■ WHAT IS ASKED ■
Your task is to repeat the entries word for word while leaving out the pictures.

■ DATA IN THIS EXERCISE ■
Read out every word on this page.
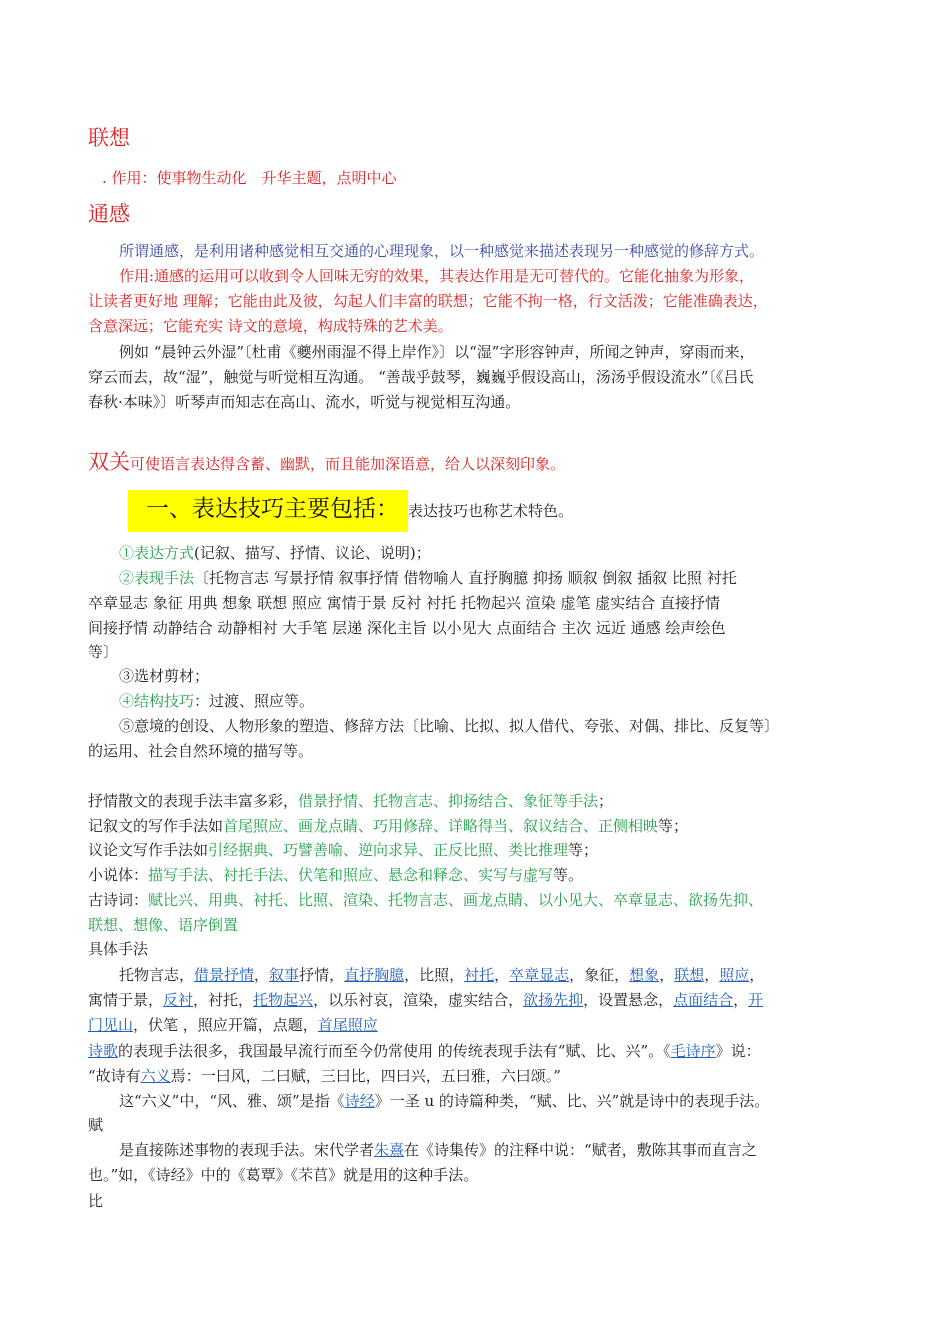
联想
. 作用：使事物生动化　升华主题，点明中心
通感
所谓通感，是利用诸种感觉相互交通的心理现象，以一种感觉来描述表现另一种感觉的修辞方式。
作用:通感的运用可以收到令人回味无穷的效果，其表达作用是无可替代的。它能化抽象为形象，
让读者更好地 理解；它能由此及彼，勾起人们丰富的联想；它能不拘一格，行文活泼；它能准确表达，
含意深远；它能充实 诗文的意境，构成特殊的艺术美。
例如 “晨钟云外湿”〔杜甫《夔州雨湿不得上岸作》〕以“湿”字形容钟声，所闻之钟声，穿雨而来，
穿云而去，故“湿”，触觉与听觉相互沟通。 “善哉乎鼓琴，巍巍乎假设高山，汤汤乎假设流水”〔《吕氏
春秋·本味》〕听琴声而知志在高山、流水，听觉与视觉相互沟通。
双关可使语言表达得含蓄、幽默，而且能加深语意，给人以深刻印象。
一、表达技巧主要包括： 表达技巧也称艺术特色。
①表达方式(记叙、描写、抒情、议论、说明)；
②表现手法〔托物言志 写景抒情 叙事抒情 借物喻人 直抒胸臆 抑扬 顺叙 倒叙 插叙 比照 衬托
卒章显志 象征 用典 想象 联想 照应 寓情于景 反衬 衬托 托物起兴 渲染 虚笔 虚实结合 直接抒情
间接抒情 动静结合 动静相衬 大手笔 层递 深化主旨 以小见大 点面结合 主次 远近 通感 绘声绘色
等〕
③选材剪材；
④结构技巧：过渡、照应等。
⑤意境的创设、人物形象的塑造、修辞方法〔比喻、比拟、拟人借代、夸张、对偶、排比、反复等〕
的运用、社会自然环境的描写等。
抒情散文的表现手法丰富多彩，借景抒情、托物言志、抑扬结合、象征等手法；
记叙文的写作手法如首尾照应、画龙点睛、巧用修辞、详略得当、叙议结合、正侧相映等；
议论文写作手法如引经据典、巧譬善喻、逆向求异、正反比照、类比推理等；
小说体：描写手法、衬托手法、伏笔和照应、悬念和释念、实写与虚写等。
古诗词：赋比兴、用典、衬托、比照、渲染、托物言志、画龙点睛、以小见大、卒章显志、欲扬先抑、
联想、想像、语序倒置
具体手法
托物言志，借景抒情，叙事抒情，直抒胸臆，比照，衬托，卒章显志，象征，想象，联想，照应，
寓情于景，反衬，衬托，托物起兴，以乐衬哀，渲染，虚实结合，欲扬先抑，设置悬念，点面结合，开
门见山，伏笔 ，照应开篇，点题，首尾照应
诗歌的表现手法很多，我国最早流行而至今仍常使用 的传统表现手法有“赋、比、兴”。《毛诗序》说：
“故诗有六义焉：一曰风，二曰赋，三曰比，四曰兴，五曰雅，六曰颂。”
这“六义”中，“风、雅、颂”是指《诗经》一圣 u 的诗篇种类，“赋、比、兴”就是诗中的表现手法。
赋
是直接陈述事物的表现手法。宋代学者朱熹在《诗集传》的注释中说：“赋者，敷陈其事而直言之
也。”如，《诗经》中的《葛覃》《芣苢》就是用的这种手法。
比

■ TASK SOLUTION ■
Read out every word on this page.
联想
. 作用：使事物生动化　升华主题，点明中心
通感
所谓通感，是利用诸种感觉相互交通的心理现象，以一种感觉来描述表现另一种感觉的修辞方式。
作用:通感的运用可以收到令人回味无穷的效果，其表达作用是无可替代的。它能化抽象为形象，
让读者更好地 理解；它能由此及彼，勾起人们丰富的联想；它能不拘一格，行文活泼；它能准确表达，
含意深远；它能充实 诗文的意境，构成特殊的艺术美。
例如 “晨钟云外湿”〔杜甫《夔州雨湿不得上岸作》〕以“湿”字形容钟声，所闻之钟声，穿雨而来，
穿云而去，故“湿”，触觉与听觉相互沟通。 “善哉乎鼓琴，巍巍乎假设高山，汤汤乎假设流水”〔《吕氏
春秋·本味》〕听琴声而知志在高山、流水，听觉与视觉相互沟通。
双关可使语言表达得含蓄、幽默，而且能加深语意，给人以深刻印象。
一、表达技巧主要包括： 表达技巧也称艺术特色。
①表达方式(记叙、描写、抒情、议论、说明)；
②表现手法〔托物言志 写景抒情 叙事抒情 借物喻人 直抒胸臆 抑扬 顺叙 倒叙 插叙 比照 衬托
卒章显志 象征 用典 想象 联想 照应 寓情于景 反衬 衬托 托物起兴 渲染 虚笔 虚实结合 直接抒情
间接抒情 动静结合 动静相衬 大手笔 层递 深化主旨 以小见大 点面结合 主次 远近 通感 绘声绘色
等〕
③选材剪材；
④结构技巧：过渡、照应等。
⑤意境的创设、人物形象的塑造、修辞方法〔比喻、比拟、拟人借代、夸张、对偶、排比、反复等〕
的运用、社会自然环境的描写等。
抒情散文的表现手法丰富多彩，借景抒情、托物言志、抑扬结合、象征等手法；
记叙文的写作手法如首尾照应、画龙点睛、巧用修辞、详略得当、叙议结合、正侧相映等；
议论文写作手法如引经据典、巧譬善喻、逆向求异、正反比照、类比推理等；
小说体：描写手法、衬托手法、伏笔和照应、悬念和释念、实写与虚写等。
古诗词：赋比兴、用典、衬托、比照、渲染、托物言志、画龙点睛、以小见大、卒章显志、欲扬先抑、
联想、想像、语序倒置
具体手法
托物言志，借景抒情，叙事抒情，直抒胸臆，比照，衬托，卒章显志，象征，想象，联想，照应，
寓情于景，反衬，衬托，托物起兴，以乐衬哀，渲染，虚实结合，欲扬先抑，设置悬念，点面结合，开
门见山，伏笔 ，照应开篇，点题，首尾照应
诗歌的表现手法很多，我国最早流行而至今仍常使用 的传统表现手法有“赋、比、兴”。《毛诗序》说：
“故诗有六义焉：一曰风，二曰赋，三曰比，四曰兴，五曰雅，六曰颂。”
这“六义”中，“风、雅、颂”是指《诗经》一圣 u 的诗篇种类，“赋、比、兴”就是诗中的表现手法。
赋
是直接陈述事物的表现手法。宋代学者朱熹在《诗集传》的注释中说：“赋者，敷陈其事而直言之
也。”如，《诗经》中的《葛覃》《芣苢》就是用的这种手法。
比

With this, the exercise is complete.